Problem to solve:
Any pictures in the records below should be skipped; write out everything else exactly.

[START Supplied material]

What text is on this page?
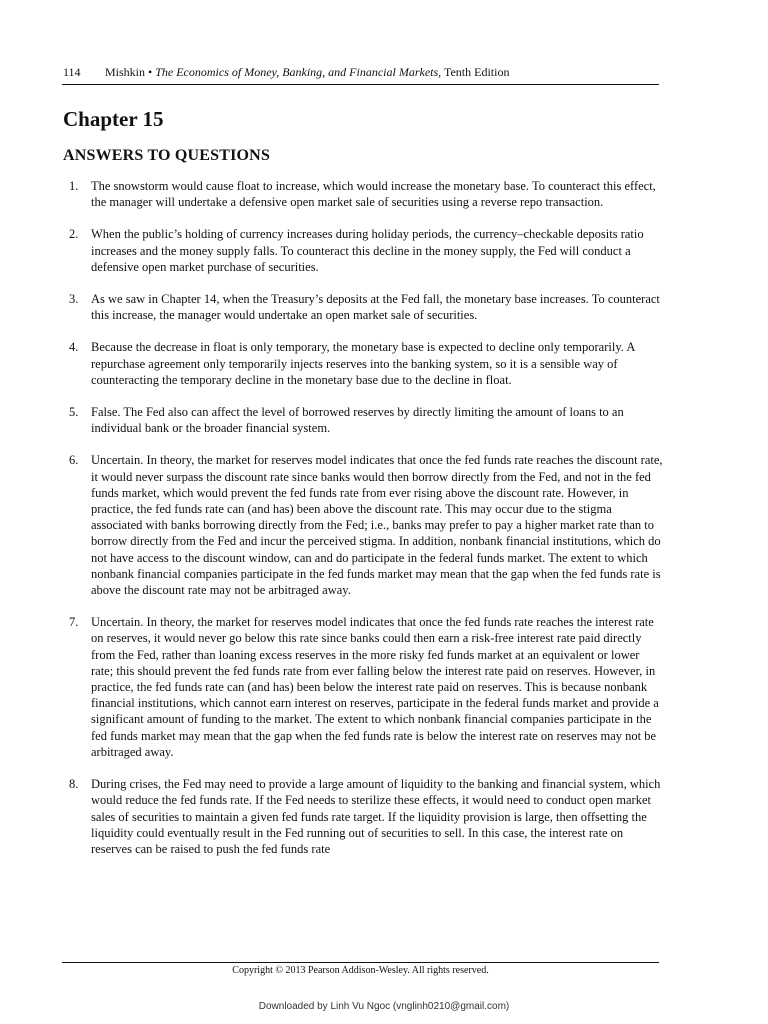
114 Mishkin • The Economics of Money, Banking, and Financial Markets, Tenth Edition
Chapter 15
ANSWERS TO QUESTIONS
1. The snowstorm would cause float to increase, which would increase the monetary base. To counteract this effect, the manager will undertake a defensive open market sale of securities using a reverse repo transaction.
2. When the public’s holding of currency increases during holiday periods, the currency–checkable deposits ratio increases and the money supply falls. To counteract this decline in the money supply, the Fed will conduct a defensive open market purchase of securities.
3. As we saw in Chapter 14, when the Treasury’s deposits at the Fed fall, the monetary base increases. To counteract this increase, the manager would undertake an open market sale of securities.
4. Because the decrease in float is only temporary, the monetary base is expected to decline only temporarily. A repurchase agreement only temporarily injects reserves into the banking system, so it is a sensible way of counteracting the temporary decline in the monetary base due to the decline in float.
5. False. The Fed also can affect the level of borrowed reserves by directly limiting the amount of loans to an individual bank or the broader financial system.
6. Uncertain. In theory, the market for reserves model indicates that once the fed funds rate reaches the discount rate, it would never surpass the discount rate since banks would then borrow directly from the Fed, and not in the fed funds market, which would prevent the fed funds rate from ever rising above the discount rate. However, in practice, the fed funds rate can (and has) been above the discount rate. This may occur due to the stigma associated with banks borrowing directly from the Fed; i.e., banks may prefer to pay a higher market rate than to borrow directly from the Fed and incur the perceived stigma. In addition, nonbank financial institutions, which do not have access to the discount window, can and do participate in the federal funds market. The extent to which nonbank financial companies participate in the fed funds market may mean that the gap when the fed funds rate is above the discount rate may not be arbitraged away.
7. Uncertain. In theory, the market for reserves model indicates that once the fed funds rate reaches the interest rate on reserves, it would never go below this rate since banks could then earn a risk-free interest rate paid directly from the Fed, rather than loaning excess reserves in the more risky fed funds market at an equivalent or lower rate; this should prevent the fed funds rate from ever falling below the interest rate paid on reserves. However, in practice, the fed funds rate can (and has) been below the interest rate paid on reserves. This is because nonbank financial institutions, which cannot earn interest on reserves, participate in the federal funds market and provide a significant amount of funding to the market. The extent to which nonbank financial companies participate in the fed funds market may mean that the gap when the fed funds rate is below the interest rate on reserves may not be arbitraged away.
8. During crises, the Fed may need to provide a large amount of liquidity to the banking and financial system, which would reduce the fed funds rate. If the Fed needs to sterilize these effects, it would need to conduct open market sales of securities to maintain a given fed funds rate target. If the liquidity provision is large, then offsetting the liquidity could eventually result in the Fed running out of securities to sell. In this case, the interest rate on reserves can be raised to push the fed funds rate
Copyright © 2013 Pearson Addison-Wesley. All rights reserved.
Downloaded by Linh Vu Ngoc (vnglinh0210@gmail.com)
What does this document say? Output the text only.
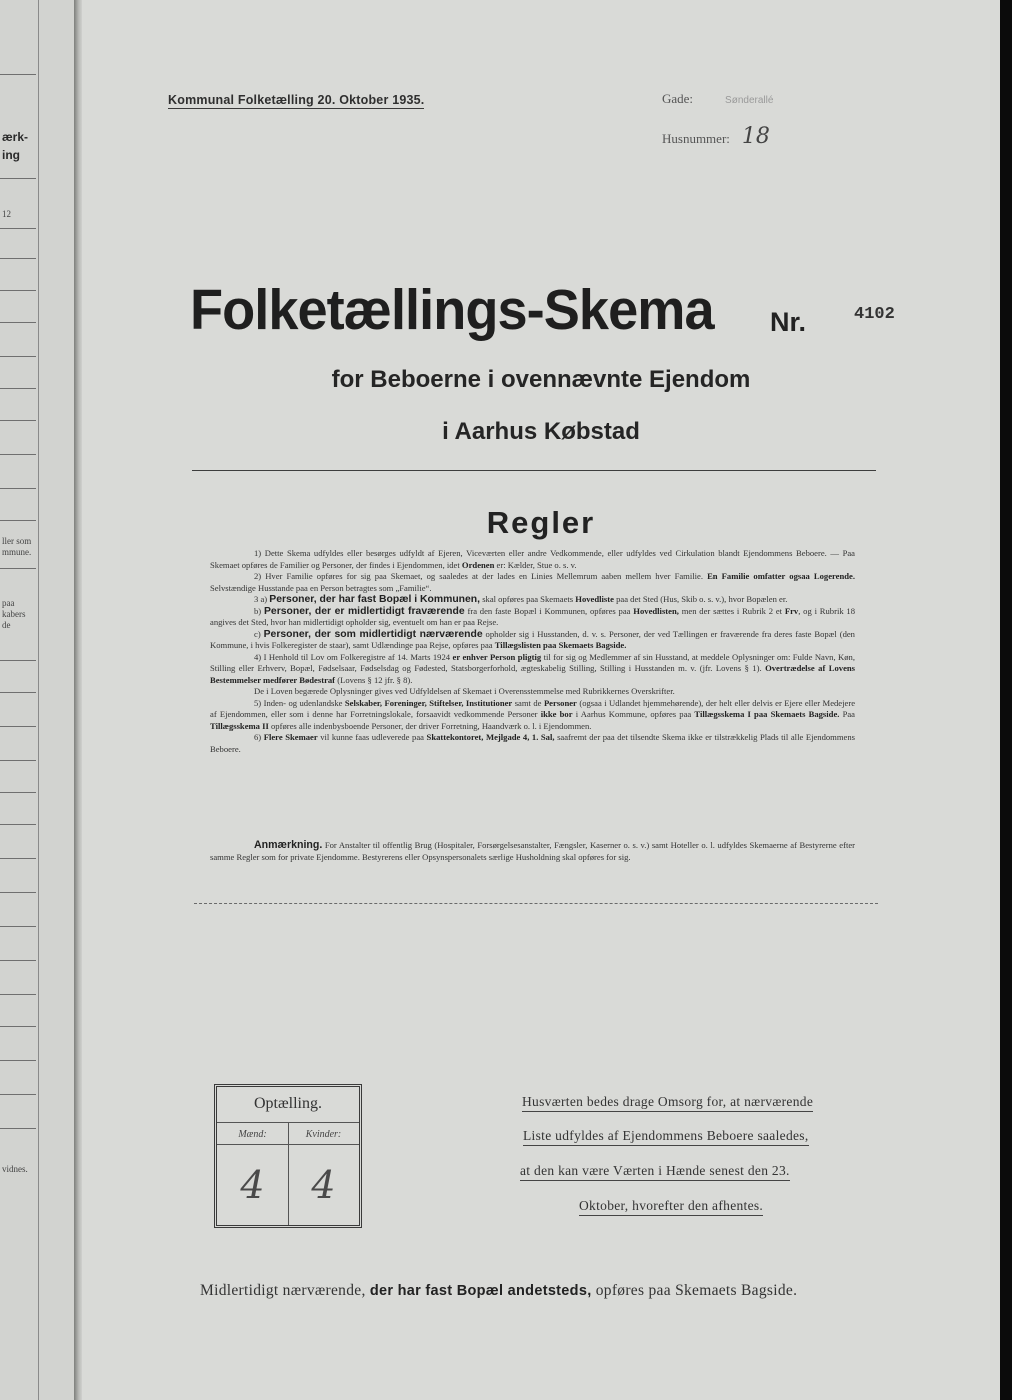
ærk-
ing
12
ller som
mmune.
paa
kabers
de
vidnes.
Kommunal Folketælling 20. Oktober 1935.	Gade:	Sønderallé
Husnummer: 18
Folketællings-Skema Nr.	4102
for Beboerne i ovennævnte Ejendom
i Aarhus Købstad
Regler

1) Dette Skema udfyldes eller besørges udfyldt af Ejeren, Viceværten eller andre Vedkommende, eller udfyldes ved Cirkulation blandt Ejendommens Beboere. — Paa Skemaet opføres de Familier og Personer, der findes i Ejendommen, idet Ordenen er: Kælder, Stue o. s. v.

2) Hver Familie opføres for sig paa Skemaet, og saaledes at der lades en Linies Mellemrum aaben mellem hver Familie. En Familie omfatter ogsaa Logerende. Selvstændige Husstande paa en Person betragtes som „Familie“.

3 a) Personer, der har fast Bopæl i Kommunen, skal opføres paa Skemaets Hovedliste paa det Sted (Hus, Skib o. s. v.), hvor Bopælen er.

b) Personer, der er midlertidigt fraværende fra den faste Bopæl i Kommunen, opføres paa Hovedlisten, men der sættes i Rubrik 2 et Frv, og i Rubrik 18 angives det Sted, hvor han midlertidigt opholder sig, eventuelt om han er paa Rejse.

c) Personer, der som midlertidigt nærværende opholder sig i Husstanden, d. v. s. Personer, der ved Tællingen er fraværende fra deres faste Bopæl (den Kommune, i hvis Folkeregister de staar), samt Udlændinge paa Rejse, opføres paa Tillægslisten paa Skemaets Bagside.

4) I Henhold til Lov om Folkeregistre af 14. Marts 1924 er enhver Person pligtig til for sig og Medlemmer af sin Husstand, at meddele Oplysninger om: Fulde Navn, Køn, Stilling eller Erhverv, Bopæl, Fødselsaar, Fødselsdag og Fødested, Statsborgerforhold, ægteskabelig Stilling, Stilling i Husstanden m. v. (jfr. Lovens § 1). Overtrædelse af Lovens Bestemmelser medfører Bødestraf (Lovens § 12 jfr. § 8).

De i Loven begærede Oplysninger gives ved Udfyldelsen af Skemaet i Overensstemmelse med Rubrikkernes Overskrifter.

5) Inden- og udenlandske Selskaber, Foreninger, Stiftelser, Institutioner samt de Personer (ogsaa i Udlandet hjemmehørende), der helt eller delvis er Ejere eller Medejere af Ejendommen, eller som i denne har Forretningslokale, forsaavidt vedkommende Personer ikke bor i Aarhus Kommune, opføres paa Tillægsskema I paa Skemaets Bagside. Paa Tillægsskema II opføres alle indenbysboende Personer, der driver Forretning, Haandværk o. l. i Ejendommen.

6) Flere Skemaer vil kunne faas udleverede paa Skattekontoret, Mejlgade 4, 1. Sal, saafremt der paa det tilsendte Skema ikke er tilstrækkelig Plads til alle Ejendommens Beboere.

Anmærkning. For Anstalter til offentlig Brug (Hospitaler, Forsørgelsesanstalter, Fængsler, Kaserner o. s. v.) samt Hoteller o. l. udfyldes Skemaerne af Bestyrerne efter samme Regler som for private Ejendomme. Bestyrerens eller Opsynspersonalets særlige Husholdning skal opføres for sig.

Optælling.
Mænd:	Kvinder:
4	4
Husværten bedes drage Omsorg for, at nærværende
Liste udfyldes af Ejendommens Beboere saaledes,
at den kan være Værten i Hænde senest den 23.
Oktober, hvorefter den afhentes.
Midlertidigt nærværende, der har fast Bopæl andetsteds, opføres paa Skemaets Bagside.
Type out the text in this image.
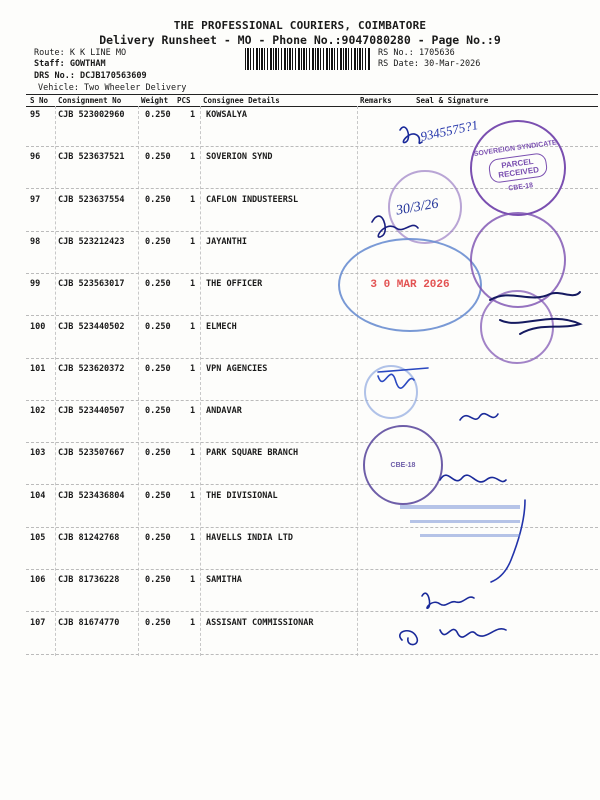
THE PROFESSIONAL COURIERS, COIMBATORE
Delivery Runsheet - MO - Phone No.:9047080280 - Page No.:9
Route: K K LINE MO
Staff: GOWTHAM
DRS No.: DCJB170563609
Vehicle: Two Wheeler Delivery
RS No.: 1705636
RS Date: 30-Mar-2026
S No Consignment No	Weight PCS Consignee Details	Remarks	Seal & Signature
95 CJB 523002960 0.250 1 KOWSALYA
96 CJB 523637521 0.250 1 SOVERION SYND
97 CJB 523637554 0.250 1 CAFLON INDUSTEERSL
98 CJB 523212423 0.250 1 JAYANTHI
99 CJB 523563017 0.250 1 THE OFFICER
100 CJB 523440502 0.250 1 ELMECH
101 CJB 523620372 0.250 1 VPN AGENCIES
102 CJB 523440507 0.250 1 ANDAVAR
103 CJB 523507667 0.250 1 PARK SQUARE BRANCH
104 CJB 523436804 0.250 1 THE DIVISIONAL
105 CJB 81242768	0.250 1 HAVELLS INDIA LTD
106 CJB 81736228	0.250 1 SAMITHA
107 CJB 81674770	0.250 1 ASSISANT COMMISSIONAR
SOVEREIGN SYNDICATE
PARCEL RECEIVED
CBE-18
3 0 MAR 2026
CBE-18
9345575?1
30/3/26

[END Supplied material]

Right answer:
What text is on this page?
114 Mishkin • The Economics of Money, Banking, and Financial Markets, Tenth Edition
Chapter 15
ANSWERS TO QUESTIONS
1. The snowstorm would cause float to increase, which would increase the monetary base. To counteract this effect, the manager will undertake a defensive open market sale of securities using a reverse repo transaction.
2. When the public’s holding of currency increases during holiday periods, the currency–checkable deposits ratio increases and the money supply falls. To counteract this decline in the money supply, the Fed will conduct a defensive open market purchase of securities.
3. As we saw in Chapter 14, when the Treasury’s deposits at the Fed fall, the monetary base increases. To counteract this increase, the manager would undertake an open market sale of securities.
4. Because the decrease in float is only temporary, the monetary base is expected to decline only temporarily. A repurchase agreement only temporarily injects reserves into the banking system, so it is a sensible way of counteracting the temporary decline in the monetary base due to the decline in float.
5. False. The Fed also can affect the level of borrowed reserves by directly limiting the amount of loans to an individual bank or the broader financial system.
6. Uncertain. In theory, the market for reserves model indicates that once the fed funds rate reaches the discount rate, it would never surpass the discount rate since banks would then borrow directly from the Fed, and not in the fed funds market, which would prevent the fed funds rate from ever rising above the discount rate. However, in practice, the fed funds rate can (and has) been above the discount rate. This may occur due to the stigma associated with banks borrowing directly from the Fed; i.e., banks may prefer to pay a higher market rate than to borrow directly from the Fed and incur the perceived stigma. In addition, nonbank financial institutions, which do not have access to the discount window, can and do participate in the federal funds market. The extent to which nonbank financial companies participate in the fed funds market may mean that the gap when the fed funds rate is above the discount rate may not be arbitraged away.
7. Uncertain. In theory, the market for reserves model indicates that once the fed funds rate reaches the interest rate on reserves, it would never go below this rate since banks could then earn a risk-free interest rate paid directly from the Fed, rather than loaning excess reserves in the more risky fed funds market at an equivalent or lower rate; this should prevent the fed funds rate from ever falling below the interest rate paid on reserves. However, in practice, the fed funds rate can (and has) been below the interest rate paid on reserves. This is because nonbank financial institutions, which cannot earn interest on reserves, participate in the federal funds market and provide a significant amount of funding to the market. The extent to which nonbank financial companies participate in the fed funds market may mean that the gap when the fed funds rate is below the interest rate on reserves may not be arbitraged away.
8. During crises, the Fed may need to provide a large amount of liquidity to the banking and financial system, which would reduce the fed funds rate. If the Fed needs to sterilize these effects, it would need to conduct open market sales of securities to maintain a given fed funds rate target. If the liquidity provision is large, then offsetting the liquidity could eventually result in the Fed running out of securities to sell. In this case, the interest rate on reserves can be raised to push the fed funds rate
Copyright © 2013 Pearson Addison-Wesley. All rights reserved.
Downloaded by Linh Vu Ngoc (vnglinh0210@gmail.com)
What does this document say? Output the text only.
ærk-
ing
12
ller som
mmune.
paa
kabers
de
vidnes.
Kommunal Folketælling 20. Oktober 1935.	Gade:	Sønderallé
Husnummer: 18
Folketællings-Skema Nr.	4102
for Beboerne i ovennævnte Ejendom
i Aarhus Købstad
Regler

1) Dette Skema udfyldes eller besørges udfyldt af Ejeren, Viceværten eller andre Vedkommende, eller udfyldes ved Cirkulation blandt Ejendommens Beboere. — Paa Skemaet opføres de Familier og Personer, der findes i Ejendommen, idet Ordenen er: Kælder, Stue o. s. v.

2) Hver Familie opføres for sig paa Skemaet, og saaledes at der lades en Linies Mellemrum aaben mellem hver Familie. En Familie omfatter ogsaa Logerende. Selvstændige Husstande paa en Person betragtes som „Familie“.

3 a) Personer, der har fast Bopæl i Kommunen, skal opføres paa Skemaets Hovedliste paa det Sted (Hus, Skib o. s. v.), hvor Bopælen er.

b) Personer, der er midlertidigt fraværende fra den faste Bopæl i Kommunen, opføres paa Hovedlisten, men der sættes i Rubrik 2 et Frv, og i Rubrik 18 angives det Sted, hvor han midlertidigt opholder sig, eventuelt om han er paa Rejse.

c) Personer, der som midlertidigt nærværende opholder sig i Husstanden, d. v. s. Personer, der ved Tællingen er fraværende fra deres faste Bopæl (den Kommune, i hvis Folkeregister de staar), samt Udlændinge paa Rejse, opføres paa Tillægslisten paa Skemaets Bagside.

4) I Henhold til Lov om Folkeregistre af 14. Marts 1924 er enhver Person pligtig til for sig og Medlemmer af sin Husstand, at meddele Oplysninger om: Fulde Navn, Køn, Stilling eller Erhverv, Bopæl, Fødselsaar, Fødselsdag og Fødested, Statsborgerforhold, ægteskabelig Stilling, Stilling i Husstanden m. v. (jfr. Lovens § 1). Overtrædelse af Lovens Bestemmelser medfører Bødestraf (Lovens § 12 jfr. § 8).

De i Loven begærede Oplysninger gives ved Udfyldelsen af Skemaet i Overensstemmelse med Rubrikkernes Overskrifter.

5) Inden- og udenlandske Selskaber, Foreninger, Stiftelser, Institutioner samt de Personer (ogsaa i Udlandet hjemmehørende), der helt eller delvis er Ejere eller Medejere af Ejendommen, eller som i denne har Forretningslokale, forsaavidt vedkommende Personer ikke bor i Aarhus Kommune, opføres paa Tillægsskema I paa Skemaets Bagside. Paa Tillægsskema II opføres alle indenbysboende Personer, der driver Forretning, Haandværk o. l. i Ejendommen.

6) Flere Skemaer vil kunne faas udleverede paa Skattekontoret, Mejlgade 4, 1. Sal, saafremt der paa det tilsendte Skema ikke er tilstrækkelig Plads til alle Ejendommens Beboere.

Anmærkning. For Anstalter til offentlig Brug (Hospitaler, Forsørgelsesanstalter, Fængsler, Kaserner o. s. v.) samt Hoteller o. l. udfyldes Skemaerne af Bestyrerne efter samme Regler som for private Ejendomme. Bestyrerens eller Opsynspersonalets særlige Husholdning skal opføres for sig.

Optælling.
Mænd:	Kvinder:
4	4
Husværten bedes drage Omsorg for, at nærværende
Liste udfyldes af Ejendommens Beboere saaledes,
at den kan være Værten i Hænde senest den 23.
Oktober, hvorefter den afhentes.
Midlertidigt nærværende, der har fast Bopæl andetsteds, opføres paa Skemaets Bagside.
Type out the text in this image.
THE PROFESSIONAL COURIERS, COIMBATORE
Delivery Runsheet - MO - Phone No.:9047080280 - Page No.:9
Route: K K LINE MO
Staff: GOWTHAM
DRS No.: DCJB170563609
Vehicle: Two Wheeler Delivery
RS No.: 1705636
RS Date: 30-Mar-2026
S No Consignment No	Weight PCS Consignee Details	Remarks	Seal & Signature
95 CJB 523002960 0.250 1 KOWSALYA
96 CJB 523637521 0.250 1 SOVERION SYND
97 CJB 523637554 0.250 1 CAFLON INDUSTEERSL
98 CJB 523212423 0.250 1 JAYANTHI
99 CJB 523563017 0.250 1 THE OFFICER
100 CJB 523440502 0.250 1 ELMECH
101 CJB 523620372 0.250 1 VPN AGENCIES
102 CJB 523440507 0.250 1 ANDAVAR
103 CJB 523507667 0.250 1 PARK SQUARE BRANCH
104 CJB 523436804 0.250 1 THE DIVISIONAL
105 CJB 81242768	0.250 1 HAVELLS INDIA LTD
106 CJB 81736228	0.250 1 SAMITHA
107 CJB 81674770	0.250 1 ASSISANT COMMISSIONAR
SOVEREIGN SYNDICATE
PARCEL RECEIVED
CBE-18
3 0 MAR 2026
CBE-18
9345575?1
30/3/26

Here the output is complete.